• _Task_:
The material below should be written out in full and exactly; pictures stay out of the copy.

• _Data extract_:
━━━━━━━━
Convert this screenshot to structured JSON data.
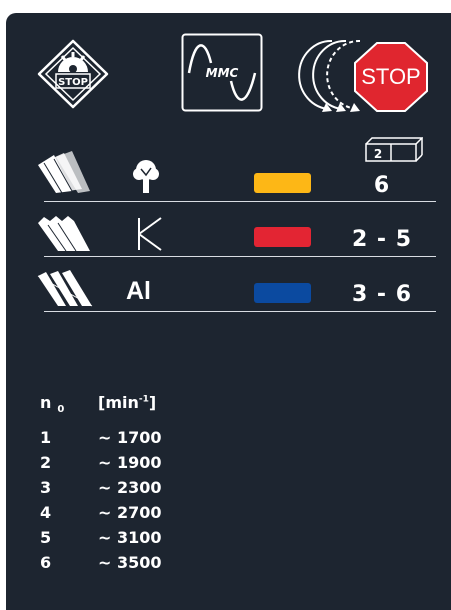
{
  "header": {
    "stop_badge_text": "STOP",
    "mmc_label": "MMC",
    "stop_sign_text": "STOP"
  },
  "colors": {
    "panel_bg": "#1d2530",
    "yellow_swatch": "#fdb716",
    "red_swatch": "#e32533",
    "blue_swatch": "#0b4aa0",
    "stop_sign": "#e0262f"
  },
  "speed_selector": {
    "value": "2"
  },
  "material_rows": [
    {
      "icon": "tree-icon",
      "material_label": "",
      "color": "yellow",
      "setting": "6"
    },
    {
      "icon": "plastic-k-icon",
      "material_label": "",
      "color": "red",
      "setting": "2 - 5"
    },
    {
      "icon": "aluminium-icon",
      "material_label": "Al",
      "color": "blue",
      "setting": "3 - 6"
    }
  ],
  "rpm_table": {
    "col_n_label": "n",
    "col_n_sub": "0",
    "col_unit_label": "[min",
    "col_unit_sup": "-1",
    "col_unit_close": "]",
    "rows": [
      {
        "n": "1",
        "rpm": "~ 1700"
      },
      {
        "n": "2",
        "rpm": "~ 1900"
      },
      {
        "n": "3",
        "rpm": "~ 2300"
      },
      {
        "n": "4",
        "rpm": "~ 2700"
      },
      {
        "n": "5",
        "rpm": "~ 3100"
      },
      {
        "n": "6",
        "rpm": "~ 3500"
      }
    ]
  }
}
━━━━━━━━
• _Result of the task_:
Convert this screenshot to structured JSON data.
{
  "header": {
    "stop_badge_text": "STOP",
    "mmc_label": "MMC",
    "stop_sign_text": "STOP"
  },
  "colors": {
    "panel_bg": "#1d2530",
    "yellow_swatch": "#fdb716",
    "red_swatch": "#e32533",
    "blue_swatch": "#0b4aa0",
    "stop_sign": "#e0262f"
  },
  "speed_selector": {
    "value": "2"
  },
  "material_rows": [
    {
      "icon": "tree-icon",
      "material_label": "",
      "color": "yellow",
      "setting": "6"
    },
    {
      "icon": "plastic-k-icon",
      "material_label": "",
      "color": "red",
      "setting": "2 - 5"
    },
    {
      "icon": "aluminium-icon",
      "material_label": "Al",
      "color": "blue",
      "setting": "3 - 6"
    }
  ],
  "rpm_table": {
    "col_n_label": "n",
    "col_n_sub": "0",
    "col_unit_label": "[min",
    "col_unit_sup": "-1",
    "col_unit_close": "]",
    "rows": [
      {
        "n": "1",
        "rpm": "~ 1700"
      },
      {
        "n": "2",
        "rpm": "~ 1900"
      },
      {
        "n": "3",
        "rpm": "~ 2300"
      },
      {
        "n": "4",
        "rpm": "~ 2700"
      },
      {
        "n": "5",
        "rpm": "~ 3100"
      },
      {
        "n": "6",
        "rpm": "~ 3500"
      }
    ]
  }
}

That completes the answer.